■ Stored records ■
────────────────
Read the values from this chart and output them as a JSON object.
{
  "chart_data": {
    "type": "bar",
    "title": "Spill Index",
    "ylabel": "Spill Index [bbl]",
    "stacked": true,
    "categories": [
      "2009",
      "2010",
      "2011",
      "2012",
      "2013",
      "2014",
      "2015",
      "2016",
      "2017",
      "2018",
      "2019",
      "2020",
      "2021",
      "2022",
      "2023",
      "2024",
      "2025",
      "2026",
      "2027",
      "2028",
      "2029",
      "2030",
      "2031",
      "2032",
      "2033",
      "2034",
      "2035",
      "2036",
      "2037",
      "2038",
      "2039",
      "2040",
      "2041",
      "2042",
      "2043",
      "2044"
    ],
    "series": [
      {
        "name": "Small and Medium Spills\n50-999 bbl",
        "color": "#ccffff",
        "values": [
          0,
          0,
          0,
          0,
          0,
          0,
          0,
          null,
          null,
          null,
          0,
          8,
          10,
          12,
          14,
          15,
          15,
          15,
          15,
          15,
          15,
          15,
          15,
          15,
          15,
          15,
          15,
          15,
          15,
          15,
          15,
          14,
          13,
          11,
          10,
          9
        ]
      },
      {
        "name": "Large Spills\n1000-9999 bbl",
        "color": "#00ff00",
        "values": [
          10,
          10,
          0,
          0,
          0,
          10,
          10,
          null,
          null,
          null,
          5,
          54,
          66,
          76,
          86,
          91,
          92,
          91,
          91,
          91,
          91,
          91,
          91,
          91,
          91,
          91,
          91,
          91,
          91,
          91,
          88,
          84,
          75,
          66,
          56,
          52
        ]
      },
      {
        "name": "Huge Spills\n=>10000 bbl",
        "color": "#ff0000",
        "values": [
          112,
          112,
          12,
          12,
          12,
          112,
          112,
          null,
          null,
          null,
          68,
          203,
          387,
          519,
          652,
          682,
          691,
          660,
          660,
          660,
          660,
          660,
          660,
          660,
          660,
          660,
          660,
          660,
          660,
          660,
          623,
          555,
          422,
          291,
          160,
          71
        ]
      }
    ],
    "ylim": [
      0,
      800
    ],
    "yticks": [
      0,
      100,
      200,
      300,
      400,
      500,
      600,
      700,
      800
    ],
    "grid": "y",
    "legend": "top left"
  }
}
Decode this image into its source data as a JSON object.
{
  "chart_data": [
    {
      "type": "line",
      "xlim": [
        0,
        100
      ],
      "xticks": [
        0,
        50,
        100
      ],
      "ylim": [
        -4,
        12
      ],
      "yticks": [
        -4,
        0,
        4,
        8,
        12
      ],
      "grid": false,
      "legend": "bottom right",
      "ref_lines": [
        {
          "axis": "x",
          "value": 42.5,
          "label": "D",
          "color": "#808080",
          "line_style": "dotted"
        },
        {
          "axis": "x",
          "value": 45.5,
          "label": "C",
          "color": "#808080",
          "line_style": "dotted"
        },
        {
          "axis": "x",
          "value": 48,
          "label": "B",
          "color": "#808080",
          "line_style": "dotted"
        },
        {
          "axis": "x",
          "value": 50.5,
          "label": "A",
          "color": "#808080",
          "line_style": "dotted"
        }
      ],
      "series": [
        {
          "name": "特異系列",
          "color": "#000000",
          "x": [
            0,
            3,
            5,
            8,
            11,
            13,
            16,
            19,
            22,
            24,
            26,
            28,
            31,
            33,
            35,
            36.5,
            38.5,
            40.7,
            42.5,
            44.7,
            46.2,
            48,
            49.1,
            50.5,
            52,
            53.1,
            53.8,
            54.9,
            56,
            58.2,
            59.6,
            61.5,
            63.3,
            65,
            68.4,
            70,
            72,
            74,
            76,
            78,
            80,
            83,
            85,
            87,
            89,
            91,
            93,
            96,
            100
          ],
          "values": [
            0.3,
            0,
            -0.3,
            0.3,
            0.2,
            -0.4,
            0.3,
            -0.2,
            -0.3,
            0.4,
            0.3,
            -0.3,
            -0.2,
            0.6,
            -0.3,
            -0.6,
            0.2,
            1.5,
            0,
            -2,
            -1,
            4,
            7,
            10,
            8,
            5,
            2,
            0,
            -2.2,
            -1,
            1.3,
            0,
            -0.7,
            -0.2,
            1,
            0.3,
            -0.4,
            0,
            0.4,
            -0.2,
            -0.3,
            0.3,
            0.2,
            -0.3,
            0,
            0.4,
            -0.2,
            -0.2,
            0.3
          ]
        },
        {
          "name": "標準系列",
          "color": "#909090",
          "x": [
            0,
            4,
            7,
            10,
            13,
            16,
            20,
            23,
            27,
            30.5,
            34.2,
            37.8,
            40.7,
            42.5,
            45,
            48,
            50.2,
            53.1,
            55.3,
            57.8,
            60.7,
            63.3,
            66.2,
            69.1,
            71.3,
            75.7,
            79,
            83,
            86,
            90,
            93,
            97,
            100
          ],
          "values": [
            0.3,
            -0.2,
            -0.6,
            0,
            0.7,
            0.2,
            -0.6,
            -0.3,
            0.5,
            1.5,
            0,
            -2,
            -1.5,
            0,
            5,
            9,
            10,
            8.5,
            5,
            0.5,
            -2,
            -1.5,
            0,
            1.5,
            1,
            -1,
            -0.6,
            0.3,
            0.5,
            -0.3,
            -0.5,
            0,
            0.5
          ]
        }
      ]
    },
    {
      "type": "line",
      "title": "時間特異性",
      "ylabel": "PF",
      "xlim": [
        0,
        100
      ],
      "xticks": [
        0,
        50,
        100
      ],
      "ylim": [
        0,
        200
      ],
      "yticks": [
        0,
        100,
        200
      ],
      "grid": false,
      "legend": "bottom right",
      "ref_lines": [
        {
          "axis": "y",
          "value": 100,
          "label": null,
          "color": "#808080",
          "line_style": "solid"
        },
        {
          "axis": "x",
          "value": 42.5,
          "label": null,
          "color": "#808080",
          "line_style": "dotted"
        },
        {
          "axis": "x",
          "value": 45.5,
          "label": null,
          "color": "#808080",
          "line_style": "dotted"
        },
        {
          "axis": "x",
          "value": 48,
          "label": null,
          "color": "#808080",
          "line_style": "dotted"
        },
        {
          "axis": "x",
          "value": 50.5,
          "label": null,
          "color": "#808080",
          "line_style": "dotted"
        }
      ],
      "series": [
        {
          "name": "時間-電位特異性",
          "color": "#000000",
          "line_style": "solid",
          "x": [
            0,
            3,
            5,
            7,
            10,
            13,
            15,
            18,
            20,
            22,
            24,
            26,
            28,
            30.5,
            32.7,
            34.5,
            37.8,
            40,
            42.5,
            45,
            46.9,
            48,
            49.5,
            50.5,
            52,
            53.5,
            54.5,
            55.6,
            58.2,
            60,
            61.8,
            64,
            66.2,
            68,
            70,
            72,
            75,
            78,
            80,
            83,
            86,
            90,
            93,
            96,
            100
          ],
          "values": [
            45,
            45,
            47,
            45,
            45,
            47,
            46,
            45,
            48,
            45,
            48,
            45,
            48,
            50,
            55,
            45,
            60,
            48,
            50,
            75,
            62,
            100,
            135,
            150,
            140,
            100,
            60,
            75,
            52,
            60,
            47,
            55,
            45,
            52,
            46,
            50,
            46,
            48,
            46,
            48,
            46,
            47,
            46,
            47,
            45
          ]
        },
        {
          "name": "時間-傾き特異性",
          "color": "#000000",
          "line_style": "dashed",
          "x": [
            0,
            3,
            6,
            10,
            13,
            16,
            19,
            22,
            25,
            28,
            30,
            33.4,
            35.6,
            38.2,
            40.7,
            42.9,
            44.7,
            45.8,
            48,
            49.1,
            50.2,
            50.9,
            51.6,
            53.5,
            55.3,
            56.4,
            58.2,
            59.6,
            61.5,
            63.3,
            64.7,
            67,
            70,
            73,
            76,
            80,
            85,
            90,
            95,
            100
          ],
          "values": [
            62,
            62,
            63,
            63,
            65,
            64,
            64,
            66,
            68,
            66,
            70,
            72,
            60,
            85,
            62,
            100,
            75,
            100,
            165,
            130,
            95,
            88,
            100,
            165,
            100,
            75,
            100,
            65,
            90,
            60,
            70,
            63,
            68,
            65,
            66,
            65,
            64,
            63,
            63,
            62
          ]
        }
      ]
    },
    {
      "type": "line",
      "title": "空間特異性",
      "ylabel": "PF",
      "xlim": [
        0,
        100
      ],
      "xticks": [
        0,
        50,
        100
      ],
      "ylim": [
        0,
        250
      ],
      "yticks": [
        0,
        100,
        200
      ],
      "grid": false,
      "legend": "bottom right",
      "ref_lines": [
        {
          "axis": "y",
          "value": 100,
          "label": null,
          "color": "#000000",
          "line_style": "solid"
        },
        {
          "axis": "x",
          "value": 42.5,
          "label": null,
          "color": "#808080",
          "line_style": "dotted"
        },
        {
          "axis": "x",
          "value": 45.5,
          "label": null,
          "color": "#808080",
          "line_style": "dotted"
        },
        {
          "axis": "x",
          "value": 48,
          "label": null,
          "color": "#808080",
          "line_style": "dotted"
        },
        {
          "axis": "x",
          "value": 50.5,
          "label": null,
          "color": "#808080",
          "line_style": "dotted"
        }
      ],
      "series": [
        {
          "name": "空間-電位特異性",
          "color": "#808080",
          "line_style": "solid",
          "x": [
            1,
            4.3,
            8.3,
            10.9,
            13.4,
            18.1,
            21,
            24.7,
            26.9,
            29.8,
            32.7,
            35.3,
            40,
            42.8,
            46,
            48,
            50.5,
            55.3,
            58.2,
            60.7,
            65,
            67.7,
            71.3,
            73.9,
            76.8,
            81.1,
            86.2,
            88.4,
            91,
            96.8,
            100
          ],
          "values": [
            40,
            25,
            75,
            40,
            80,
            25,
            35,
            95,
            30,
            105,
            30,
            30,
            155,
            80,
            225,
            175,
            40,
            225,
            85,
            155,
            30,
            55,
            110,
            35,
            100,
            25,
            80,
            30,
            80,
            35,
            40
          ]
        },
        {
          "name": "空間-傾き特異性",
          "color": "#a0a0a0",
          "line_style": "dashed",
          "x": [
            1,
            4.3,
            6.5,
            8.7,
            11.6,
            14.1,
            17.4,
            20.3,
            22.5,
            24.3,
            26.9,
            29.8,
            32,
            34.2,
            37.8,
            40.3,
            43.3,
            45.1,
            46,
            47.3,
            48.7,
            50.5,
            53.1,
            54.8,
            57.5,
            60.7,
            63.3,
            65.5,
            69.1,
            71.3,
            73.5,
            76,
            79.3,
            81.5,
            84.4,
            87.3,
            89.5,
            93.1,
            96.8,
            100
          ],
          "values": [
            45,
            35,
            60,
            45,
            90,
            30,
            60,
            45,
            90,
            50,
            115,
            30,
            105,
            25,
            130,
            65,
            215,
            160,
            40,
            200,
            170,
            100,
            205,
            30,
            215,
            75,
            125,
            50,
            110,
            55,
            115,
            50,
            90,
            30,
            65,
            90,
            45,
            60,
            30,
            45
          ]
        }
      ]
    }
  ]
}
────────────────
■ Exercise description ■
Pick each line holding the word "JSON" out of the data and copy it.

■ Solution for this exercise ■
Read the values from this chart and output them as a JSON object.
Decode this image into its source data as a JSON object.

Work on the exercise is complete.